* TASK DIRECTIONS *
Filter for the word "content" and keep each matching line.

* ENTRIES PROVIDED *
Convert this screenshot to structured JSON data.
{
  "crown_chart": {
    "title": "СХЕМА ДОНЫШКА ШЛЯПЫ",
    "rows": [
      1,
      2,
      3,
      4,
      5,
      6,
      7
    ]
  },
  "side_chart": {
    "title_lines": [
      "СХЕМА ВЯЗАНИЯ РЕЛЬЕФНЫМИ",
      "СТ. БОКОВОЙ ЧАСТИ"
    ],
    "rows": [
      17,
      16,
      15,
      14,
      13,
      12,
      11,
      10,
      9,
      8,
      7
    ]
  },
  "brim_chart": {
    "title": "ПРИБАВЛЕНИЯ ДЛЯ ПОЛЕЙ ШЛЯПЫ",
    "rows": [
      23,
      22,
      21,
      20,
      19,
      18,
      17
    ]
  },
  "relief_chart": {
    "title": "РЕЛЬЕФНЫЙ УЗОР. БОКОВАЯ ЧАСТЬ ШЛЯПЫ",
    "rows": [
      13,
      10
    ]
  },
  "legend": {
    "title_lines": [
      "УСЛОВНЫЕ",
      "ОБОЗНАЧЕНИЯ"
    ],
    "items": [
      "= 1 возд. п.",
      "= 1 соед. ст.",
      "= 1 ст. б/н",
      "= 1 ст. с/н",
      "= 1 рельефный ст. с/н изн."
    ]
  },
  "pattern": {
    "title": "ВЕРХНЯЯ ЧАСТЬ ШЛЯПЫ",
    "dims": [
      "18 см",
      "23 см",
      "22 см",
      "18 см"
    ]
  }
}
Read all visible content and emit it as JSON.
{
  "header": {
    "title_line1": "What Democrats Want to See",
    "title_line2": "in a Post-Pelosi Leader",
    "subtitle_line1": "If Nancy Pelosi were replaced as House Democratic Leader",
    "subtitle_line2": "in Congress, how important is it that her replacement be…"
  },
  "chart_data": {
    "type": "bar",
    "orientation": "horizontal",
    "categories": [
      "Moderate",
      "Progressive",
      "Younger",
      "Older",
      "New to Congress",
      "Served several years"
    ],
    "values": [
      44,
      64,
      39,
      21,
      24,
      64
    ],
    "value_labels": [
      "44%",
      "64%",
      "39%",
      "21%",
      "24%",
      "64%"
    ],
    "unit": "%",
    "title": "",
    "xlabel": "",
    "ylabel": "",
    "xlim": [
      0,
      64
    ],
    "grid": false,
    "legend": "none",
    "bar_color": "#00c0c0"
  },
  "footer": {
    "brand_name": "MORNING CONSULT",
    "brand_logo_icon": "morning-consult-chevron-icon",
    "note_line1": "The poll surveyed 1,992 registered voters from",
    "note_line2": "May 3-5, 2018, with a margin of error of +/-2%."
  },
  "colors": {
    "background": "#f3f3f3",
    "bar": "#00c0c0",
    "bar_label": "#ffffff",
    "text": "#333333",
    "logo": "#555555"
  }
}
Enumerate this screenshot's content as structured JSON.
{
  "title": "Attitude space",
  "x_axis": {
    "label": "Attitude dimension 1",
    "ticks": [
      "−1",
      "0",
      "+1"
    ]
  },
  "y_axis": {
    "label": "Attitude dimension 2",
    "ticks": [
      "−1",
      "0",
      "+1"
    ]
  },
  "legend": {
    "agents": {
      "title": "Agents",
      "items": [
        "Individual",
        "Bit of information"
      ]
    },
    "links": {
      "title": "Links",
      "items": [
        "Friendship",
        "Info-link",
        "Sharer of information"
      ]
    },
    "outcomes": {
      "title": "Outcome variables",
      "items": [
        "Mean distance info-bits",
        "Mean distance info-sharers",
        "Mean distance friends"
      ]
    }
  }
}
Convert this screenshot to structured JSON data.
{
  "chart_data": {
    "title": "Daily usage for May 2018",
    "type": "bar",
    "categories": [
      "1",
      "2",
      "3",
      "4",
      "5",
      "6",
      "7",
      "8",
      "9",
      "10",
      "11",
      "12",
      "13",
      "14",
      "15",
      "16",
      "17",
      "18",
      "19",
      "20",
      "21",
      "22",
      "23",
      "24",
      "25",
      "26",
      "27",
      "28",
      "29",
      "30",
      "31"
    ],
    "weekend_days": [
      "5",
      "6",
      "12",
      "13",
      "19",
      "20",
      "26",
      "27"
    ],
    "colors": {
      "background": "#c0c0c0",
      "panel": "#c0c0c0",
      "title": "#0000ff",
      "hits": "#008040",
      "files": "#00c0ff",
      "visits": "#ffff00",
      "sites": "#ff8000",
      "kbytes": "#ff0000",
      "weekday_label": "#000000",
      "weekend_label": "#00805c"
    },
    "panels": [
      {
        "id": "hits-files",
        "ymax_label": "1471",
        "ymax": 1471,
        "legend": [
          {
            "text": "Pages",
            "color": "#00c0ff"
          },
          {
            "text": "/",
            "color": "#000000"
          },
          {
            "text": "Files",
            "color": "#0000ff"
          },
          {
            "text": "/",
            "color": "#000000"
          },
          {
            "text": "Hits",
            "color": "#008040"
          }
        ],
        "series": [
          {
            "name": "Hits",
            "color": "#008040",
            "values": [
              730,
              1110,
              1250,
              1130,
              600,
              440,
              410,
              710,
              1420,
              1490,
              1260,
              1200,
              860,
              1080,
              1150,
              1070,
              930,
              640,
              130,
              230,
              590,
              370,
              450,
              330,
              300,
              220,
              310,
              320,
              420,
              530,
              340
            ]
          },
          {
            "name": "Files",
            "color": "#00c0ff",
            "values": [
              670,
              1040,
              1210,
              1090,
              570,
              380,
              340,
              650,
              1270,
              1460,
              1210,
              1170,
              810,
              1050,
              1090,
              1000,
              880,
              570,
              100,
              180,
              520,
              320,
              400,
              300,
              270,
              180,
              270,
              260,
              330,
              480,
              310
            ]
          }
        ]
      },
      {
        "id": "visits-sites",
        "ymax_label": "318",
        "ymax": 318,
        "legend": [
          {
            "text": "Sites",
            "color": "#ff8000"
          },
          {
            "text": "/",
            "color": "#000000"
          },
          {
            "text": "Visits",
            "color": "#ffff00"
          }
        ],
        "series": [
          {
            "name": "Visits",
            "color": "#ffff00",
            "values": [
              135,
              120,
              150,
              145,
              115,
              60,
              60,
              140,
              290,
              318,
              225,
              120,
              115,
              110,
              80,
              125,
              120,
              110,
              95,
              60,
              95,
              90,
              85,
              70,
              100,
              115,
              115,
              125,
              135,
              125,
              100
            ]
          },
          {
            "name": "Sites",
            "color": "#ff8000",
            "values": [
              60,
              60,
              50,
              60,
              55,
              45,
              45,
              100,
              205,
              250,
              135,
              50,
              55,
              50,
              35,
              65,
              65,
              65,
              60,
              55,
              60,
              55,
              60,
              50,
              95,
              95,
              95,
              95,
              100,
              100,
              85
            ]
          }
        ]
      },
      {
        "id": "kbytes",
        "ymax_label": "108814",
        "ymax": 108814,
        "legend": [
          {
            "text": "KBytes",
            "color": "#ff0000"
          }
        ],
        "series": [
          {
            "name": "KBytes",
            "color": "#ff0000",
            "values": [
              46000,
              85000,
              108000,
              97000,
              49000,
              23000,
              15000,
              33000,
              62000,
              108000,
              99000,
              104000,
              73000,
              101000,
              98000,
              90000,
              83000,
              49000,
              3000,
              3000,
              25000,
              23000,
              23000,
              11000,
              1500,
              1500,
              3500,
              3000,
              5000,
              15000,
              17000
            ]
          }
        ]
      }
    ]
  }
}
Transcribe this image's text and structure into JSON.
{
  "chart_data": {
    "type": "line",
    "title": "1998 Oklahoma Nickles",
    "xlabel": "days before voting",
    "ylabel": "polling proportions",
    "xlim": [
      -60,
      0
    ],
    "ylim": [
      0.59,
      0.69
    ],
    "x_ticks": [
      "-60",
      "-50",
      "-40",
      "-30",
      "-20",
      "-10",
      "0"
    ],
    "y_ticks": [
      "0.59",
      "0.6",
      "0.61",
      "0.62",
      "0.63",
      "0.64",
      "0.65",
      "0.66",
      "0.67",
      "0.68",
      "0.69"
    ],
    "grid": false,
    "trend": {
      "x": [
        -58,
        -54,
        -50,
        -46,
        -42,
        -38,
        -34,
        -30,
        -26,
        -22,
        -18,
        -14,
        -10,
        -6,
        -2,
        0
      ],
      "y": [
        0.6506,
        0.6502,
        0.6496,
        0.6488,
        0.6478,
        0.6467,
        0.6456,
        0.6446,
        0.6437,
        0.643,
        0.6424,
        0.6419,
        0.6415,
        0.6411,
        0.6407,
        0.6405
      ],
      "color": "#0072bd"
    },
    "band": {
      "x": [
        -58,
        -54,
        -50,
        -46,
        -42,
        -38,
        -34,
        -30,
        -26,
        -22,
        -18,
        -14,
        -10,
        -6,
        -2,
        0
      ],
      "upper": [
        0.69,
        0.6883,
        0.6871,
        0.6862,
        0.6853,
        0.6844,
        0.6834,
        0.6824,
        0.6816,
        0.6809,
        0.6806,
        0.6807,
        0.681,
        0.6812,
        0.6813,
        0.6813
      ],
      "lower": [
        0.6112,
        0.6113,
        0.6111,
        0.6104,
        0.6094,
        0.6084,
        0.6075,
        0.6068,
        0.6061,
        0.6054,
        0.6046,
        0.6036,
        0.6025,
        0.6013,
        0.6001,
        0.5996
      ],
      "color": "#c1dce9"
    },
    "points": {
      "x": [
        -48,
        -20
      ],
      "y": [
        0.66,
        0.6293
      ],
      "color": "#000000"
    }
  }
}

* RESPONSE BELOW *
Read all visible content and emit it as JSON.
Enumerate this screenshot's content as structured JSON.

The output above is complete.